**Brief**
Go through the records and extract every line with the word "value".

##############################

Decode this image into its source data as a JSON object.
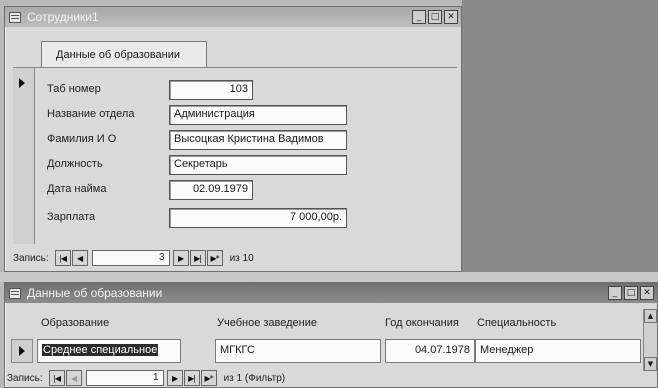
{
  "form_window": {
    "title": "Сотрудники1",
    "tab_label": "Данные об образовании",
    "fields": {
      "tab_number": {
        "label": "Таб номер",
        "value": "103"
      },
      "department": {
        "label": "Название отдела",
        "value": "Администрация"
      },
      "full_name": {
        "label": "Фамилия И О",
        "value": "Высоцкая Кристина Вадимов"
      },
      "position": {
        "label": "Должность",
        "value": "Секретарь"
      },
      "hire_date": {
        "label": "Дата найма",
        "value": "02.09.1979"
      },
      "salary": {
        "label": "Зарплата",
        "value": "7 000,00р."
      }
    },
    "nav": {
      "label": "Запись:",
      "current": "3",
      "of_text": "из 10"
    }
  },
  "sheet_window": {
    "title": "Данные об образовании",
    "columns": [
      "Образование",
      "Учебное заведение",
      "Год окончания",
      "Специальность"
    ],
    "row": {
      "education": "Среднее специальное",
      "institution": "МГКГС",
      "grad_year": "04.07.1978",
      "specialty": "Менеджер"
    },
    "nav": {
      "label": "Запись:",
      "current": "1",
      "of_text": "из 1 (Фильтр)"
    }
  },
  "glyphs": {
    "first": "|◀",
    "prev": "◀",
    "next": "▶",
    "last": "▶|",
    "new": "▶*",
    "minimize": "_",
    "maximize": "□",
    "close": "✕",
    "scroll_up": "▲",
    "scroll_down": "▼"
  }
}
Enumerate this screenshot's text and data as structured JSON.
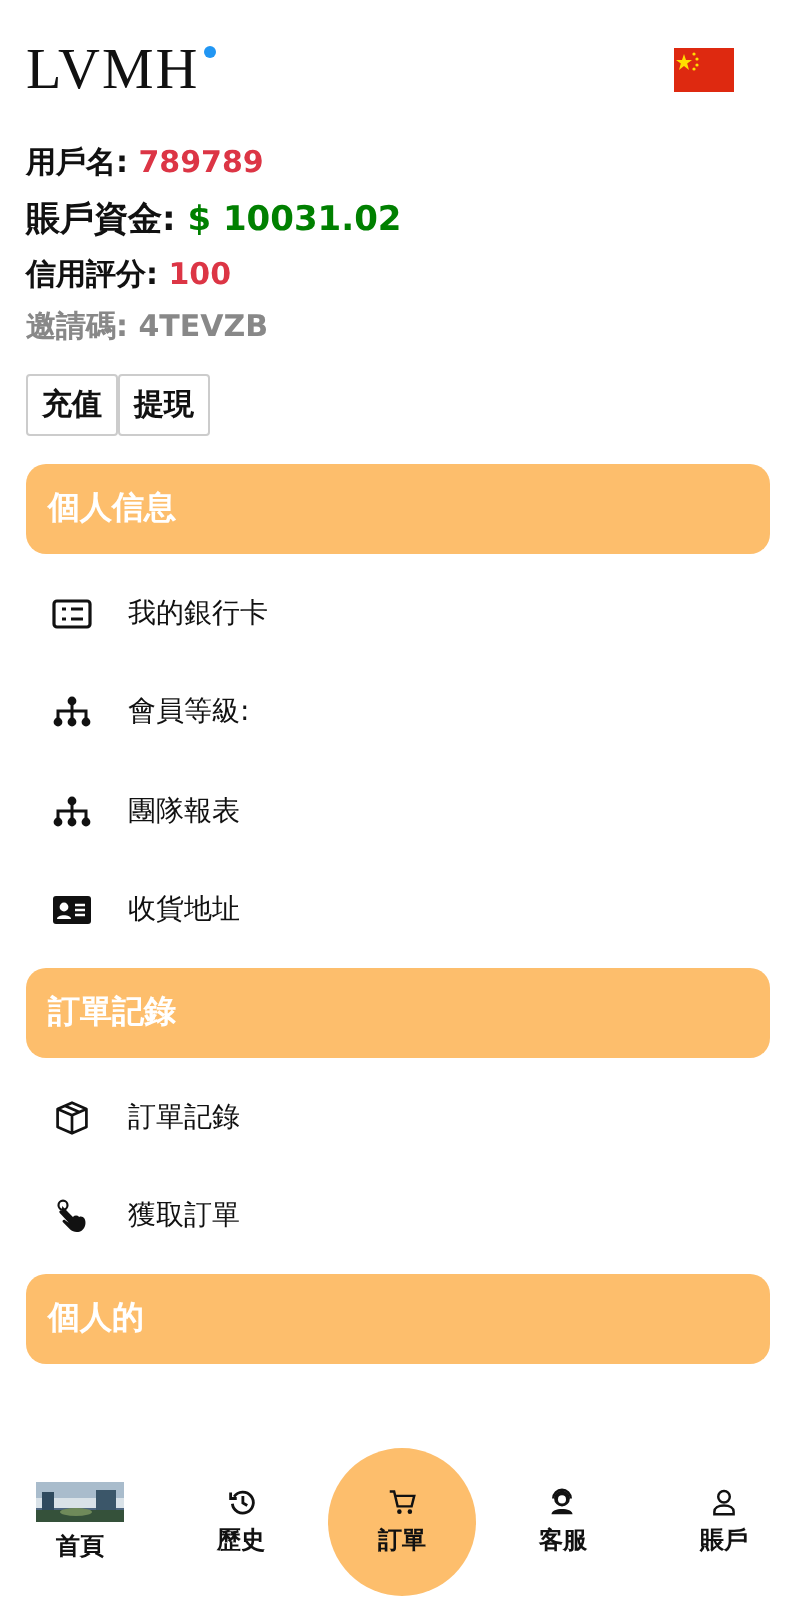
{
  "header": {
    "logo": "LVMH"
  },
  "info": [
    {
      "label": "用戶名:",
      "value": "789789",
      "color": "#dc3545",
      "kind": "plain"
    },
    {
      "label": "賬戶資金:",
      "value": "$ 10031.02",
      "color": "#008000",
      "kind": "plain"
    },
    {
      "label": "信用評分:",
      "value": "100",
      "color": "#dc3545",
      "kind": "plain"
    },
    {
      "label": "邀請碼:",
      "value": "4TEVZB",
      "color": "#888888",
      "kind": "muted"
    }
  ],
  "actions": [
    "充值",
    "提現"
  ],
  "sections": [
    {
      "title": "個人信息",
      "items": [
        {
          "label": "我的銀行卡",
          "kind": "card"
        },
        {
          "label": "會員等級:",
          "kind": "tree"
        },
        {
          "label": "團隊報表",
          "kind": "tree"
        },
        {
          "label": "收貨地址",
          "kind": "idcard"
        }
      ]
    },
    {
      "title": "訂單記錄",
      "items": [
        {
          "label": "訂單記錄",
          "kind": "box"
        },
        {
          "label": "獲取訂單",
          "kind": "hand"
        }
      ]
    },
    {
      "title": "個人的"
    }
  ],
  "nav": [
    {
      "label": "首頁",
      "kind": "picture",
      "selected": false
    },
    {
      "label": "歷史",
      "kind": "history",
      "selected": false
    },
    {
      "label": "訂單",
      "kind": "cart",
      "selected": true
    },
    {
      "label": "客服",
      "kind": "support",
      "selected": false
    },
    {
      "label": "賬戶",
      "kind": "user",
      "selected": false
    }
  ]
}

##############################

**Reply**
        "value": "103"
        "value": "Администрация"
        "value": "Высоцкая Кристина Вадимов"
        "value": "Секретарь"
        "value": "02.09.1979"
        "value": "7 000,00р."
      "value": "789789",
      "value": "$ 10031.02",
      "value": "100",
      "value": "4TEVZB",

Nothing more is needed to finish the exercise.